_Your objective_. Please return the full listing below without altering anything.

_Records shown_.
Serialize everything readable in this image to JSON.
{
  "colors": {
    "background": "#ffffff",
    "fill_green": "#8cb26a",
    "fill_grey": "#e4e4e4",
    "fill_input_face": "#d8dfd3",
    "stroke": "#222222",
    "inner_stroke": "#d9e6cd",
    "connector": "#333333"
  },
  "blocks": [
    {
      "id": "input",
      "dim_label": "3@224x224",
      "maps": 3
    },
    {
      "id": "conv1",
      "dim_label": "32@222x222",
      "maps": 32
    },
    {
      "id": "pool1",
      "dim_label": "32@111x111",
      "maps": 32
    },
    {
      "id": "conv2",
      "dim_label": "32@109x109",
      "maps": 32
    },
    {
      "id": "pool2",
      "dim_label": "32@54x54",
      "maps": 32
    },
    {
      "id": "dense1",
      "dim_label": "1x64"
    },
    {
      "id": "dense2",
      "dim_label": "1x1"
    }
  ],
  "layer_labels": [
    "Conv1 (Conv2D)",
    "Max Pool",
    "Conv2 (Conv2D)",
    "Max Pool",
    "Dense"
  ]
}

_Exercise answer_.
Serialize everything readable in this image to JSON.
{
  "colors": {
    "background": "#ffffff",
    "fill_green": "#8cb26a",
    "fill_grey": "#e4e4e4",
    "fill_input_face": "#d8dfd3",
    "stroke": "#222222",
    "inner_stroke": "#d9e6cd",
    "connector": "#333333"
  },
  "blocks": [
    {
      "id": "input",
      "dim_label": "3@224x224",
      "maps": 3
    },
    {
      "id": "conv1",
      "dim_label": "32@222x222",
      "maps": 32
    },
    {
      "id": "pool1",
      "dim_label": "32@111x111",
      "maps": 32
    },
    {
      "id": "conv2",
      "dim_label": "32@109x109",
      "maps": 32
    },
    {
      "id": "pool2",
      "dim_label": "32@54x54",
      "maps": 32
    },
    {
      "id": "dense1",
      "dim_label": "1x64"
    },
    {
      "id": "dense2",
      "dim_label": "1x1"
    }
  ],
  "layer_labels": [
    "Conv1 (Conv2D)",
    "Max Pool",
    "Conv2 (Conv2D)",
    "Max Pool",
    "Dense"
  ]
}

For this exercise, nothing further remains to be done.